** Begin **

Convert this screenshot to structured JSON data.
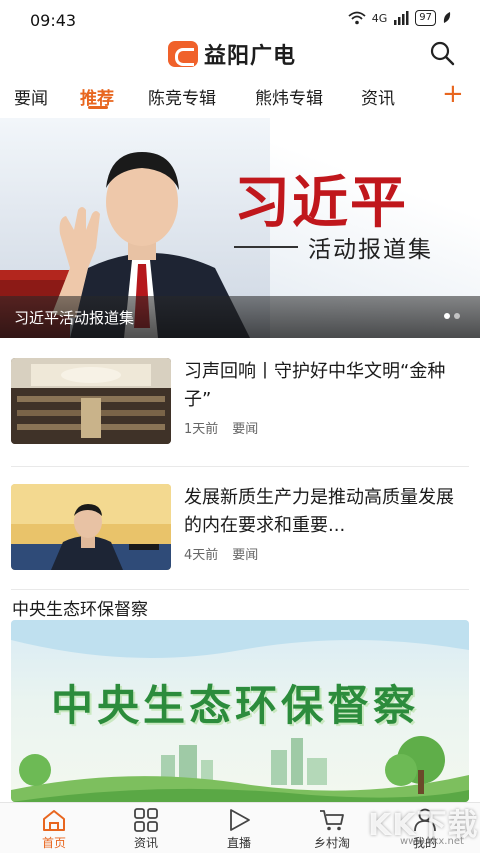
{
  "status_bar": {
    "time": "09:43",
    "signal": "4G",
    "battery": "97",
    "icons": [
      "wifi-icon",
      "signal-icon",
      "battery-icon",
      "leaf-icon"
    ]
  },
  "header": {
    "logo_text": "益阳广电",
    "search_icon": "search-icon"
  },
  "tabs": [
    {
      "label": "要闻",
      "active": false
    },
    {
      "label": "推荐",
      "active": true
    },
    {
      "label": "陈竞专辑",
      "active": false
    },
    {
      "label": "熊炜专辑",
      "active": false
    },
    {
      "label": "资讯",
      "active": false
    }
  ],
  "add_tab_label": "+",
  "banner": {
    "title": "习近平",
    "subtitle": "活动报道集",
    "caption": "习近平活动报道集",
    "slides": 2,
    "current_slide": 1
  },
  "news": [
    {
      "title": "习声回响丨守护好中华文明“金种子”",
      "time": "1天前",
      "category": "要闻"
    },
    {
      "title": "发展新质生产力是推动高质量发展的内在要求和重要...",
      "time": "4天前",
      "category": "要闻"
    }
  ],
  "section": {
    "title": "中央生态环保督察",
    "feature_text": "中央生态环保督察"
  },
  "bottom_nav": [
    {
      "label": "首页",
      "icon": "home-icon",
      "active": true
    },
    {
      "label": "资讯",
      "icon": "grid-icon",
      "active": false
    },
    {
      "label": "直播",
      "icon": "play-icon",
      "active": false
    },
    {
      "label": "乡村淘",
      "icon": "cart-icon",
      "active": false
    },
    {
      "label": "我的",
      "icon": "user-icon",
      "active": false
    }
  ],
  "watermark": {
    "text": "KK下载",
    "sub": "www.kkx.net"
  },
  "colors": {
    "accent": "#e8661f",
    "banner_red": "#c0171c",
    "feature_green": "#2c8c3c"
  }
}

** End **

AIM OF THE TASK: Pull every line containing "中央生态环保督察" from the material above.

EXERCISE OUTPUT:
    "title": "中央生态环保督察",
    "feature_text": "中央生态环保督察"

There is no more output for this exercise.